BEGIN Data supplied
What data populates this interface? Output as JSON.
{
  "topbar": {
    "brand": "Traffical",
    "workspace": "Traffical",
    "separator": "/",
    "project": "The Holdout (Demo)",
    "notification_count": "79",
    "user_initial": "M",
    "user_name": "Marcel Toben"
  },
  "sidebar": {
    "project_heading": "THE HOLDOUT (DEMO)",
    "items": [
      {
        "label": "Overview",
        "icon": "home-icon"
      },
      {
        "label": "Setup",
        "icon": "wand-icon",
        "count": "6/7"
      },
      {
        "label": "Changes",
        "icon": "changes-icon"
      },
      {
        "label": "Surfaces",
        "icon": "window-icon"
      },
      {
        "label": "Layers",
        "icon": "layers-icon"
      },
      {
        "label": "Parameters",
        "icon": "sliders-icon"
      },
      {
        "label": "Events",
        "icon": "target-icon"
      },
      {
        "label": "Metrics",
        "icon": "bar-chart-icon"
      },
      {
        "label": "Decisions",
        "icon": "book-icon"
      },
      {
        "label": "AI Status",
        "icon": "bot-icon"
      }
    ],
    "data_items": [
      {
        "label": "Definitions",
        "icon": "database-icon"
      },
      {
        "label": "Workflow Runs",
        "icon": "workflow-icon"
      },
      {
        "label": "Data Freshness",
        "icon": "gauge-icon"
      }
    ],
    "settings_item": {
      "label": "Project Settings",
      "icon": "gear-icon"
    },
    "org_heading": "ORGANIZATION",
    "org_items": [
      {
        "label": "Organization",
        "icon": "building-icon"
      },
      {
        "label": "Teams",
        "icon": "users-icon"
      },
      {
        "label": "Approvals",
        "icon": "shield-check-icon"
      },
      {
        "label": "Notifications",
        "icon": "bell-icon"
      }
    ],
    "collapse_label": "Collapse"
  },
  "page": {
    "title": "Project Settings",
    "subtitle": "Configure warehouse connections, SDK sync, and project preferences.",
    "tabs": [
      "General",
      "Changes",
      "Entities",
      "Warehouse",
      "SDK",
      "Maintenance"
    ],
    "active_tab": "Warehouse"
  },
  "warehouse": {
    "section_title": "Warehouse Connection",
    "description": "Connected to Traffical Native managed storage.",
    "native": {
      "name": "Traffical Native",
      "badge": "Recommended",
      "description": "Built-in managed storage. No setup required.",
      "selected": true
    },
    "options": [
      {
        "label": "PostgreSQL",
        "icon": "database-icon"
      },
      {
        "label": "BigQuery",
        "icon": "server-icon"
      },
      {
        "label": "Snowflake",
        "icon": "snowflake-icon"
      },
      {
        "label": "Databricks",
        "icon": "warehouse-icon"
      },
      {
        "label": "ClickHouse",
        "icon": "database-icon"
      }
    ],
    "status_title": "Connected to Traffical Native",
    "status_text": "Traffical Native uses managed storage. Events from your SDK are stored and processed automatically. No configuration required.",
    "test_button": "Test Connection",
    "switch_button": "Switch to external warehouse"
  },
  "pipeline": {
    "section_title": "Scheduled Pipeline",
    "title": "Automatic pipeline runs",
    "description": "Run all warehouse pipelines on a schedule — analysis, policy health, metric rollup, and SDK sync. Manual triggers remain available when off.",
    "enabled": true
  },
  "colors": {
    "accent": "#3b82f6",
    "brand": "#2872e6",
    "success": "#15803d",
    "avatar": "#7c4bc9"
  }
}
END Data supplied
→ What needs to be done:
Exactly reproduce the material above.

→ Complete output:
What data populates this interface? Output as JSON.
{
  "topbar": {
    "brand": "Traffical",
    "workspace": "Traffical",
    "separator": "/",
    "project": "The Holdout (Demo)",
    "notification_count": "79",
    "user_initial": "M",
    "user_name": "Marcel Toben"
  },
  "sidebar": {
    "project_heading": "THE HOLDOUT (DEMO)",
    "items": [
      {
        "label": "Overview",
        "icon": "home-icon"
      },
      {
        "label": "Setup",
        "icon": "wand-icon",
        "count": "6/7"
      },
      {
        "label": "Changes",
        "icon": "changes-icon"
      },
      {
        "label": "Surfaces",
        "icon": "window-icon"
      },
      {
        "label": "Layers",
        "icon": "layers-icon"
      },
      {
        "label": "Parameters",
        "icon": "sliders-icon"
      },
      {
        "label": "Events",
        "icon": "target-icon"
      },
      {
        "label": "Metrics",
        "icon": "bar-chart-icon"
      },
      {
        "label": "Decisions",
        "icon": "book-icon"
      },
      {
        "label": "AI Status",
        "icon": "bot-icon"
      }
    ],
    "data_items": [
      {
        "label": "Definitions",
        "icon": "database-icon"
      },
      {
        "label": "Workflow Runs",
        "icon": "workflow-icon"
      },
      {
        "label": "Data Freshness",
        "icon": "gauge-icon"
      }
    ],
    "settings_item": {
      "label": "Project Settings",
      "icon": "gear-icon"
    },
    "org_heading": "ORGANIZATION",
    "org_items": [
      {
        "label": "Organization",
        "icon": "building-icon"
      },
      {
        "label": "Teams",
        "icon": "users-icon"
      },
      {
        "label": "Approvals",
        "icon": "shield-check-icon"
      },
      {
        "label": "Notifications",
        "icon": "bell-icon"
      }
    ],
    "collapse_label": "Collapse"
  },
  "page": {
    "title": "Project Settings",
    "subtitle": "Configure warehouse connections, SDK sync, and project preferences.",
    "tabs": [
      "General",
      "Changes",
      "Entities",
      "Warehouse",
      "SDK",
      "Maintenance"
    ],
    "active_tab": "Warehouse"
  },
  "warehouse": {
    "section_title": "Warehouse Connection",
    "description": "Connected to Traffical Native managed storage.",
    "native": {
      "name": "Traffical Native",
      "badge": "Recommended",
      "description": "Built-in managed storage. No setup required.",
      "selected": true
    },
    "options": [
      {
        "label": "PostgreSQL",
        "icon": "database-icon"
      },
      {
        "label": "BigQuery",
        "icon": "server-icon"
      },
      {
        "label": "Snowflake",
        "icon": "snowflake-icon"
      },
      {
        "label": "Databricks",
        "icon": "warehouse-icon"
      },
      {
        "label": "ClickHouse",
        "icon": "database-icon"
      }
    ],
    "status_title": "Connected to Traffical Native",
    "status_text": "Traffical Native uses managed storage. Events from your SDK are stored and processed automatically. No configuration required.",
    "test_button": "Test Connection",
    "switch_button": "Switch to external warehouse"
  },
  "pipeline": {
    "section_title": "Scheduled Pipeline",
    "title": "Automatic pipeline runs",
    "description": "Run all warehouse pipelines on a schedule — analysis, policy health, metric rollup, and SDK sync. Manual triggers remain available when off.",
    "enabled": true
  },
  "colors": {
    "accent": "#3b82f6",
    "brand": "#2872e6",
    "success": "#15803d",
    "avatar": "#7c4bc9"
  }
}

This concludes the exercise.